[Layout element data]
— BEGIN —
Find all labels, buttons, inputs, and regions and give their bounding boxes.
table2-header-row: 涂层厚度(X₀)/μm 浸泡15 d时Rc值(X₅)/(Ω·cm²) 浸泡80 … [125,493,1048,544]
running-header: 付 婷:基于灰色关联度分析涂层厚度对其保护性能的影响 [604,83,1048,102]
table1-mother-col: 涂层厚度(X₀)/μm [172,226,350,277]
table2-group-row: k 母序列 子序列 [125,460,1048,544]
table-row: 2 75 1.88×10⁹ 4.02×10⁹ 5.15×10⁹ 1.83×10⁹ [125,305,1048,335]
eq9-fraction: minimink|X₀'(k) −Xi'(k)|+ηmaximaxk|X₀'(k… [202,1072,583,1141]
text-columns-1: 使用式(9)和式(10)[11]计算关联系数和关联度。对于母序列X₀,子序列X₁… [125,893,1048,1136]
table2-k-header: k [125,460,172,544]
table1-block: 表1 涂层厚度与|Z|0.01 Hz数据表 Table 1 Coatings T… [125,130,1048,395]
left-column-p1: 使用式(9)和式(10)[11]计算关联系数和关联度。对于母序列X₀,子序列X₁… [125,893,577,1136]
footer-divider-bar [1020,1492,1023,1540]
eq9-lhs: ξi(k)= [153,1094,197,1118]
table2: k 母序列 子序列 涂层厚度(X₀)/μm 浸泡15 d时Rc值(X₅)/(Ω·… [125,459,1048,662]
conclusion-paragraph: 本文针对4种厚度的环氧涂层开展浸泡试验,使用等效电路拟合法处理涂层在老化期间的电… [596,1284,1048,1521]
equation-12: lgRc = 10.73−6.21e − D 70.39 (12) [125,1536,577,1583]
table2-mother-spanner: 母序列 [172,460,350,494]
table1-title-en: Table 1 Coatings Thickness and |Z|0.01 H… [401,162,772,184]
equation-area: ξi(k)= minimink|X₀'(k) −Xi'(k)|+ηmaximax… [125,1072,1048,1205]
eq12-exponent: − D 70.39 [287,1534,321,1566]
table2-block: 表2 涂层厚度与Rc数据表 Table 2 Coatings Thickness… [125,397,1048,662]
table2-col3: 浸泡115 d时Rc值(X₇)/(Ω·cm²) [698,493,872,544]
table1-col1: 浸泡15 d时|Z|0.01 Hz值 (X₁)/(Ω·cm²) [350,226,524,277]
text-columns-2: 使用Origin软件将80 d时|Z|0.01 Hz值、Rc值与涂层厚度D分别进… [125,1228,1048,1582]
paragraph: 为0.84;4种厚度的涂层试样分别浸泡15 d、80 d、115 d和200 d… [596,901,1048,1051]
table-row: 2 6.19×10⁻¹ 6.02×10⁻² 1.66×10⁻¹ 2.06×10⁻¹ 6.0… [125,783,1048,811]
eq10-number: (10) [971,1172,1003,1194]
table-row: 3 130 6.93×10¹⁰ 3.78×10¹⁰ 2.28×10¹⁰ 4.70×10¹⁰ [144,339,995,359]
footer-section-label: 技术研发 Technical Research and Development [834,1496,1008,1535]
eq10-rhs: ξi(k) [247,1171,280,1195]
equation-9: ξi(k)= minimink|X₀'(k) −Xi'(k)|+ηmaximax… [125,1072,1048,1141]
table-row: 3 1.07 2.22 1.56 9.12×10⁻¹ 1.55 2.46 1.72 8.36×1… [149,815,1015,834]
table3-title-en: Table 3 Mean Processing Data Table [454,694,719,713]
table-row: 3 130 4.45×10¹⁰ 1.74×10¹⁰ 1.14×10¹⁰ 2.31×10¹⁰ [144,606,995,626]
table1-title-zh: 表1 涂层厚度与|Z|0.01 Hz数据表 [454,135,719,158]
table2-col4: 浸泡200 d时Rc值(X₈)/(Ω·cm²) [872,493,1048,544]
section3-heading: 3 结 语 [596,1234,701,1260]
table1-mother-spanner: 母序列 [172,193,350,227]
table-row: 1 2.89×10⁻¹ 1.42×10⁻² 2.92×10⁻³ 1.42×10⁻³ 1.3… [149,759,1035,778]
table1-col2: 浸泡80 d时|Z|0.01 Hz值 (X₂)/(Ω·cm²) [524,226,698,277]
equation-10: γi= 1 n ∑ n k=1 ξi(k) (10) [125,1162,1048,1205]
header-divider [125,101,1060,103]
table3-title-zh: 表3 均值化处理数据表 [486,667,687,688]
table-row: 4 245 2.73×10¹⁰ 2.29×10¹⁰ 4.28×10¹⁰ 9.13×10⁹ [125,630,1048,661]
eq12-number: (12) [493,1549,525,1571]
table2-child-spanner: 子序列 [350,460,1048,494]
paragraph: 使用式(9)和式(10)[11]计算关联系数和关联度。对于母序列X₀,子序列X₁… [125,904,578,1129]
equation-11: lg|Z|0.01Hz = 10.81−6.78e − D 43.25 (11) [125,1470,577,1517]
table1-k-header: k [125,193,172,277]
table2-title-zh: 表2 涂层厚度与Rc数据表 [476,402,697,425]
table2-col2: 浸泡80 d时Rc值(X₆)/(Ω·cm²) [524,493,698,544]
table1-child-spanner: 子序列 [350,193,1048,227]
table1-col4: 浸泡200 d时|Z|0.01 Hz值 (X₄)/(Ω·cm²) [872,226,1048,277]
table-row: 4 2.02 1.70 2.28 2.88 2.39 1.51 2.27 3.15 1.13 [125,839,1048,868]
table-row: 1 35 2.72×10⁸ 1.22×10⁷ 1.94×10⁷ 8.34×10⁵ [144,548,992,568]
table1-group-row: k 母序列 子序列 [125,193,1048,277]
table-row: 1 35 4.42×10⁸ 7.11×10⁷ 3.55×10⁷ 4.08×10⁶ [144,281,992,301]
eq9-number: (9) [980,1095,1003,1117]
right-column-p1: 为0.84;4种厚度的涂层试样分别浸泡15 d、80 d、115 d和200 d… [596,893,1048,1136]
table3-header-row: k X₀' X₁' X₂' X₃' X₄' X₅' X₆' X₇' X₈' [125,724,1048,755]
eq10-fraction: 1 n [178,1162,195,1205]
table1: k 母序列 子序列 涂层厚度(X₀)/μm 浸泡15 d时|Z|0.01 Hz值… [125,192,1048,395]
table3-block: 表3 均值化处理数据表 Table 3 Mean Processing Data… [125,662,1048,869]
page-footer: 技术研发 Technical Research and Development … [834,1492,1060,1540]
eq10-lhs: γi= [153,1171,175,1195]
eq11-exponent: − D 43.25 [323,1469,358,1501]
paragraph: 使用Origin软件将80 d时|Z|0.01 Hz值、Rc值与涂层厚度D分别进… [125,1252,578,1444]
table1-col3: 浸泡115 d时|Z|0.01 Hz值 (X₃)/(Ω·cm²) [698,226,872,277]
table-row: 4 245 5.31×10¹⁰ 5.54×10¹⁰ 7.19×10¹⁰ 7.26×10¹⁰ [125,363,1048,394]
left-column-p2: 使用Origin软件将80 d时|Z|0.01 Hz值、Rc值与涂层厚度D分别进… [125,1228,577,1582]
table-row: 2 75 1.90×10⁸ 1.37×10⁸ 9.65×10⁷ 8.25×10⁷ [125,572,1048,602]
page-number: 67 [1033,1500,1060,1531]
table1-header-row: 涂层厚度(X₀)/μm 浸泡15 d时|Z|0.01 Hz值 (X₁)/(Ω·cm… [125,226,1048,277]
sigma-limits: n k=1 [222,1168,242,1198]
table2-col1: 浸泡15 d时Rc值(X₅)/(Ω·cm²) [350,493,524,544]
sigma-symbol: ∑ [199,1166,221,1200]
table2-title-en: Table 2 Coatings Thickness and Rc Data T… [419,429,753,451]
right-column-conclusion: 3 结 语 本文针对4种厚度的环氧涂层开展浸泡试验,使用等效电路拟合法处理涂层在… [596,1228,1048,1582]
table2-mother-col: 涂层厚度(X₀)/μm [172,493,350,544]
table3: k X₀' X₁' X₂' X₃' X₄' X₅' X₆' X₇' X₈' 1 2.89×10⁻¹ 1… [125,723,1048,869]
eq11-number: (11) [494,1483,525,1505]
— END —
• _WHAT TO DO_: Take the data from its start through the line containing "table-row: 3 130 6.93×10¹⁰", both ends included, and write those lines out again with "page-header" in place of "running-header", leaving everything else unchanged.

• _WRITTEN REPLY_:
Find all labels, buttons, inputs, and regions and give their bounding boxes.
table2-header-row: 涂层厚度(X₀)/μm 浸泡15 d时Rc值(X₅)/(Ω·cm²) 浸泡80 … [125,493,1048,544]
page-header: 付 婷:基于灰色关联度分析涂层厚度对其保护性能的影响 [604,83,1048,102]
table1-mother-col: 涂层厚度(X₀)/μm [172,226,350,277]
table2-group-row: k 母序列 子序列 [125,460,1048,544]
table-row: 2 75 1.88×10⁹ 4.02×10⁹ 5.15×10⁹ 1.83×10⁹ [125,305,1048,335]
eq9-fraction: minimink|X₀'(k) −Xi'(k)|+ηmaximaxk|X₀'(k… [202,1072,583,1141]
text-columns-1: 使用式(9)和式(10)[11]计算关联系数和关联度。对于母序列X₀,子序列X₁… [125,893,1048,1136]
table2-k-header: k [125,460,172,544]
table1-block: 表1 涂层厚度与|Z|0.01 Hz数据表 Table 1 Coatings T… [125,130,1048,395]
left-column-p1: 使用式(9)和式(10)[11]计算关联系数和关联度。对于母序列X₀,子序列X₁… [125,893,577,1136]
footer-divider-bar [1020,1492,1023,1540]
eq9-lhs: ξi(k)= [153,1094,197,1118]
table2: k 母序列 子序列 涂层厚度(X₀)/μm 浸泡15 d时Rc值(X₅)/(Ω·… [125,459,1048,662]
conclusion-paragraph: 本文针对4种厚度的环氧涂层开展浸泡试验,使用等效电路拟合法处理涂层在老化期间的电… [596,1284,1048,1521]
equation-12: lgRc = 10.73−6.21e − D 70.39 (12) [125,1536,577,1583]
table2-mother-spanner: 母序列 [172,460,350,494]
table1-title-en: Table 1 Coatings Thickness and |Z|0.01 H… [401,162,772,184]
equation-area: ξi(k)= minimink|X₀'(k) −Xi'(k)|+ηmaximax… [125,1072,1048,1205]
eq12-exponent: − D 70.39 [287,1534,321,1566]
table2-block: 表2 涂层厚度与Rc数据表 Table 2 Coatings Thickness… [125,397,1048,662]
table2-col3: 浸泡115 d时Rc值(X₇)/(Ω·cm²) [698,493,872,544]
table1-col1: 浸泡15 d时|Z|0.01 Hz值 (X₁)/(Ω·cm²) [350,226,524,277]
text-columns-2: 使用Origin软件将80 d时|Z|0.01 Hz值、Rc值与涂层厚度D分别进… [125,1228,1048,1582]
paragraph: 为0.84;4种厚度的涂层试样分别浸泡15 d、80 d、115 d和200 d… [596,901,1048,1051]
table-row: 2 6.19×10⁻¹ 6.02×10⁻² 1.66×10⁻¹ 2.06×10⁻¹ 6.0… [125,783,1048,811]
eq10-number: (10) [971,1172,1003,1194]
table-row: 3 130 6.93×10¹⁰ 3.78×10¹⁰ 2.28×10¹⁰ 4.70×10¹⁰ [144,339,995,359]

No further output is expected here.